→ Directions for this task: Could you print all the entries exactly?

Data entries
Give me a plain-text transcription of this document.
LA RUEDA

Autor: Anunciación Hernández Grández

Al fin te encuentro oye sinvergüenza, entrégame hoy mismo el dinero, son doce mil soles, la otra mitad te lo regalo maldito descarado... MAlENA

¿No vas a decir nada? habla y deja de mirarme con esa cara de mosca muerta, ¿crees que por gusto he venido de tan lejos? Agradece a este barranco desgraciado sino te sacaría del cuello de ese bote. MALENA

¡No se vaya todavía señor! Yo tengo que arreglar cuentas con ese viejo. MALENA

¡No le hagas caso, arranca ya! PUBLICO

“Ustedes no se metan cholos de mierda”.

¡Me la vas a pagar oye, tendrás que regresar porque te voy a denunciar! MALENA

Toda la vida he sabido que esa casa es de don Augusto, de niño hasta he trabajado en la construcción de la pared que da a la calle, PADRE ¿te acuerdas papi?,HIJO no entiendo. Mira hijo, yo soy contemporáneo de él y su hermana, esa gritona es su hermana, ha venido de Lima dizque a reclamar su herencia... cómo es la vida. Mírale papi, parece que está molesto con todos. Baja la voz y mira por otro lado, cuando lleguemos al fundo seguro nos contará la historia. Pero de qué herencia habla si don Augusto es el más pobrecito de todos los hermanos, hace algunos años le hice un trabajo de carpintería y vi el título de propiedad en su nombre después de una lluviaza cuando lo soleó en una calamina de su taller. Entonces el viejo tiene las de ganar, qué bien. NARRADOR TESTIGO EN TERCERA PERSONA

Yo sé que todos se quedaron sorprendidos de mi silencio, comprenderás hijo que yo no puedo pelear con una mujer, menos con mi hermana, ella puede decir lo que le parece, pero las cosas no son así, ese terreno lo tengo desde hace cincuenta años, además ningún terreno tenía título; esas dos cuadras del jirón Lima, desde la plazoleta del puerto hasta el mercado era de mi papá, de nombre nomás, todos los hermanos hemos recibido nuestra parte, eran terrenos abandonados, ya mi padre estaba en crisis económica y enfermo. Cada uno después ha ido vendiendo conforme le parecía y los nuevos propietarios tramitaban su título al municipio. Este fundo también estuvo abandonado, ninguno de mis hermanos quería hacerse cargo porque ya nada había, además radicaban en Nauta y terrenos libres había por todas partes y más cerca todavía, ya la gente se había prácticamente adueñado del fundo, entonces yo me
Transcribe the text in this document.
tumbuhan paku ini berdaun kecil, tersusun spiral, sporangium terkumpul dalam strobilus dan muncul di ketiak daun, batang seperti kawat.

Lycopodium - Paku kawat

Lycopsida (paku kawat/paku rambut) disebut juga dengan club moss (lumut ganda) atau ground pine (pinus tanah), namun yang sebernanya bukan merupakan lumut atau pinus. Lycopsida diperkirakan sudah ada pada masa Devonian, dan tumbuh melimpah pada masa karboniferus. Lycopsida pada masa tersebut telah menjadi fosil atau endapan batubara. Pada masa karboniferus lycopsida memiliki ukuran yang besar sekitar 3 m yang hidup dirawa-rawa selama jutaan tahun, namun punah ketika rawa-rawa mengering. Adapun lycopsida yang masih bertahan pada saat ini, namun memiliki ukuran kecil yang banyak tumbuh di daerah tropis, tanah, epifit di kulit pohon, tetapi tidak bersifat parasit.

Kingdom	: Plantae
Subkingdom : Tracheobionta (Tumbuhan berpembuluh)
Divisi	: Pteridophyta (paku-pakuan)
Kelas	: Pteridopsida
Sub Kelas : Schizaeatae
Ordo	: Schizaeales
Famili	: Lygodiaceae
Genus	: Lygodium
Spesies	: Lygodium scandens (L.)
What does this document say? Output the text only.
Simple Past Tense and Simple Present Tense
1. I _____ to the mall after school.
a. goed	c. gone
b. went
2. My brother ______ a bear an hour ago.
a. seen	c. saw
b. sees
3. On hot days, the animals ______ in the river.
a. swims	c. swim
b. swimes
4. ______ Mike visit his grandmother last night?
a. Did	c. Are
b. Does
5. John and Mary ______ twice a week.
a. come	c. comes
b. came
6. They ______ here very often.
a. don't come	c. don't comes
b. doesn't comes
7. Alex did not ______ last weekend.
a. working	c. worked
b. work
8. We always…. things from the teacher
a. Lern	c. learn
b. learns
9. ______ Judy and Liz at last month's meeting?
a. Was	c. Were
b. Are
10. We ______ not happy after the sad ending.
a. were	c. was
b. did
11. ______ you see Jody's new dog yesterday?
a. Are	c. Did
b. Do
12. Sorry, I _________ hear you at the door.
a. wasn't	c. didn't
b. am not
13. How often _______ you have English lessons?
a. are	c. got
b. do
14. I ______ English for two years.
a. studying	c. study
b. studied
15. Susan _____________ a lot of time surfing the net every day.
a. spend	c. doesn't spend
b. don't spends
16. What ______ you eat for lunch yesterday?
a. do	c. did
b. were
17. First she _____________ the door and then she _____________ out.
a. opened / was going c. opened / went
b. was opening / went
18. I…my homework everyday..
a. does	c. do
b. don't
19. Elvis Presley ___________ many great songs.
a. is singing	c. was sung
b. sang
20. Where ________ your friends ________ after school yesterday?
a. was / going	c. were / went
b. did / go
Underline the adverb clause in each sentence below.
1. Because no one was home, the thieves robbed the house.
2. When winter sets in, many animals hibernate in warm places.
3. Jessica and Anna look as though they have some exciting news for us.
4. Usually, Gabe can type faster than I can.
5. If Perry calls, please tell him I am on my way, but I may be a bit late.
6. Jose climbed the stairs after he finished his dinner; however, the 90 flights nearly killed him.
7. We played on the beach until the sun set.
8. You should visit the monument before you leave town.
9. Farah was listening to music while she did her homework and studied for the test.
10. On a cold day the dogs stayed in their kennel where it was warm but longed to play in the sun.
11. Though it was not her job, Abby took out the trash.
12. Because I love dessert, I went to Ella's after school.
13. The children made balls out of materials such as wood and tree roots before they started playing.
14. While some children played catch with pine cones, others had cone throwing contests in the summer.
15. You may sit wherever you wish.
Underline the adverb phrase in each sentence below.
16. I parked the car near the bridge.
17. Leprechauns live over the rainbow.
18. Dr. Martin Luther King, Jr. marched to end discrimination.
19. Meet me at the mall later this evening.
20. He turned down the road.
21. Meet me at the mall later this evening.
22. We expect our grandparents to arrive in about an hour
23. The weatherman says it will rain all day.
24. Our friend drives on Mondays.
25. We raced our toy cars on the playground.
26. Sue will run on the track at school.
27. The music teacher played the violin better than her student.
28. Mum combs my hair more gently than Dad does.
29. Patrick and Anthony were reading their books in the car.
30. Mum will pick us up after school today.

→ Result:
Give me a plain-text transcription of this document.
LA RUEDA

Autor: Anunciación Hernández Grández

Al fin te encuentro oye sinvergüenza, entrégame hoy mismo el dinero, son doce mil soles, la otra mitad te lo regalo maldito descarado... MAlENA

¿No vas a decir nada? habla y deja de mirarme con esa cara de mosca muerta, ¿crees que por gusto he venido de tan lejos? Agradece a este barranco desgraciado sino te sacaría del cuello de ese bote. MALENA

¡No se vaya todavía señor! Yo tengo que arreglar cuentas con ese viejo. MALENA

¡No le hagas caso, arranca ya! PUBLICO

“Ustedes no se metan cholos de mierda”.

¡Me la vas a pagar oye, tendrás que regresar porque te voy a denunciar! MALENA

Toda la vida he sabido que esa casa es de don Augusto, de niño hasta he trabajado en la construcción de la pared que da a la calle, PADRE ¿te acuerdas papi?,HIJO no entiendo. Mira hijo, yo soy contemporáneo de él y su hermana, esa gritona es su hermana, ha venido de Lima dizque a reclamar su herencia... cómo es la vida. Mírale papi, parece que está molesto con todos. Baja la voz y mira por otro lado, cuando lleguemos al fundo seguro nos contará la historia. Pero de qué herencia habla si don Augusto es el más pobrecito de todos los hermanos, hace algunos años le hice un trabajo de carpintería y vi el título de propiedad en su nombre después de una lluviaza cuando lo soleó en una calamina de su taller. Entonces el viejo tiene las de ganar, qué bien. NARRADOR TESTIGO EN TERCERA PERSONA

Yo sé que todos se quedaron sorprendidos de mi silencio, comprenderás hijo que yo no puedo pelear con una mujer, menos con mi hermana, ella puede decir lo que le parece, pero las cosas no son así, ese terreno lo tengo desde hace cincuenta años, además ningún terreno tenía título; esas dos cuadras del jirón Lima, desde la plazoleta del puerto hasta el mercado era de mi papá, de nombre nomás, todos los hermanos hemos recibido nuestra parte, eran terrenos abandonados, ya mi padre estaba en crisis económica y enfermo. Cada uno después ha ido vendiendo conforme le parecía y los nuevos propietarios tramitaban su título al municipio. Este fundo también estuvo abandonado, ninguno de mis hermanos quería hacerse cargo porque ya nada había, además radicaban en Nauta y terrenos libres había por todas partes y más cerca todavía, ya la gente se había prácticamente adueñado del fundo, entonces yo me
Transcribe the text in this document.
tumbuhan paku ini berdaun kecil, tersusun spiral, sporangium terkumpul dalam strobilus dan muncul di ketiak daun, batang seperti kawat.

Lycopodium - Paku kawat

Lycopsida (paku kawat/paku rambut) disebut juga dengan club moss (lumut ganda) atau ground pine (pinus tanah), namun yang sebernanya bukan merupakan lumut atau pinus. Lycopsida diperkirakan sudah ada pada masa Devonian, dan tumbuh melimpah pada masa karboniferus. Lycopsida pada masa tersebut telah menjadi fosil atau endapan batubara. Pada masa karboniferus lycopsida memiliki ukuran yang besar sekitar 3 m yang hidup dirawa-rawa selama jutaan tahun, namun punah ketika rawa-rawa mengering. Adapun lycopsida yang masih bertahan pada saat ini, namun memiliki ukuran kecil yang banyak tumbuh di daerah tropis, tanah, epifit di kulit pohon, tetapi tidak bersifat parasit.

Kingdom	: Plantae
Subkingdom : Tracheobionta (Tumbuhan berpembuluh)
Divisi	: Pteridophyta (paku-pakuan)
Kelas	: Pteridopsida
Sub Kelas : Schizaeatae
Ordo	: Schizaeales
Famili	: Lygodiaceae
Genus	: Lygodium
Spesies	: Lygodium scandens (L.)
What does this document say? Output the text only.
Simple Past Tense and Simple Present Tense
1. I _____ to the mall after school.
a. goed	c. gone
b. went
2. My brother ______ a bear an hour ago.
a. seen	c. saw
b. sees
3. On hot days, the animals ______ in the river.
a. swims	c. swim
b. swimes
4. ______ Mike visit his grandmother last night?
a. Did	c. Are
b. Does
5. John and Mary ______ twice a week.
a. come	c. comes
b. came
6. They ______ here very often.
a. don't come	c. don't comes
b. doesn't comes
7. Alex did not ______ last weekend.
a. working	c. worked
b. work
8. We always…. things from the teacher
a. Lern	c. learn
b. learns
9. ______ Judy and Liz at last month's meeting?
a. Was	c. Were
b. Are
10. We ______ not happy after the sad ending.
a. were	c. was
b. did
11. ______ you see Jody's new dog yesterday?
a. Are	c. Did
b. Do
12. Sorry, I _________ hear you at the door.
a. wasn't	c. didn't
b. am not
13. How often _______ you have English lessons?
a. are	c. got
b. do
14. I ______ English for two years.
a. studying	c. study
b. studied
15. Susan _____________ a lot of time surfing the net every day.
a. spend	c. doesn't spend
b. don't spends
16. What ______ you eat for lunch yesterday?
a. do	c. did
b. were
17. First she _____________ the door and then she _____________ out.
a. opened / was going c. opened / went
b. was opening / went
18. I…my homework everyday..
a. does	c. do
b. don't
19. Elvis Presley ___________ many great songs.
a. is singing	c. was sung
b. sang
20. Where ________ your friends ________ after school yesterday?
a. was / going	c. were / went
b. did / go
Underline the adverb clause in each sentence below.
1. Because no one was home, the thieves robbed the house.
2. When winter sets in, many animals hibernate in warm places.
3. Jessica and Anna look as though they have some exciting news for us.
4. Usually, Gabe can type faster than I can.
5. If Perry calls, please tell him I am on my way, but I may be a bit late.
6. Jose climbed the stairs after he finished his dinner; however, the 90 flights nearly killed him.
7. We played on the beach until the sun set.
8. You should visit the monument before you leave town.
9. Farah was listening to music while she did her homework and studied for the test.
10. On a cold day the dogs stayed in their kennel where it was warm but longed to play in the sun.
11. Though it was not her job, Abby took out the trash.
12. Because I love dessert, I went to Ella's after school.
13. The children made balls out of materials such as wood and tree roots before they started playing.
14. While some children played catch with pine cones, others had cone throwing contests in the summer.
15. You may sit wherever you wish.
Underline the adverb phrase in each sentence below.
16. I parked the car near the bridge.
17. Leprechauns live over the rainbow.
18. Dr. Martin Luther King, Jr. marched to end discrimination.
19. Meet me at the mall later this evening.
20. He turned down the road.
21. Meet me at the mall later this evening.
22. We expect our grandparents to arrive in about an hour
23. The weatherman says it will rain all day.
24. Our friend drives on Mondays.
25. We raced our toy cars on the playground.
26. Sue will run on the track at school.
27. The music teacher played the violin better than her student.
28. Mum combs my hair more gently than Dad does.
29. Patrick and Anthony were reading their books in the car.
30. Mum will pick us up after school today.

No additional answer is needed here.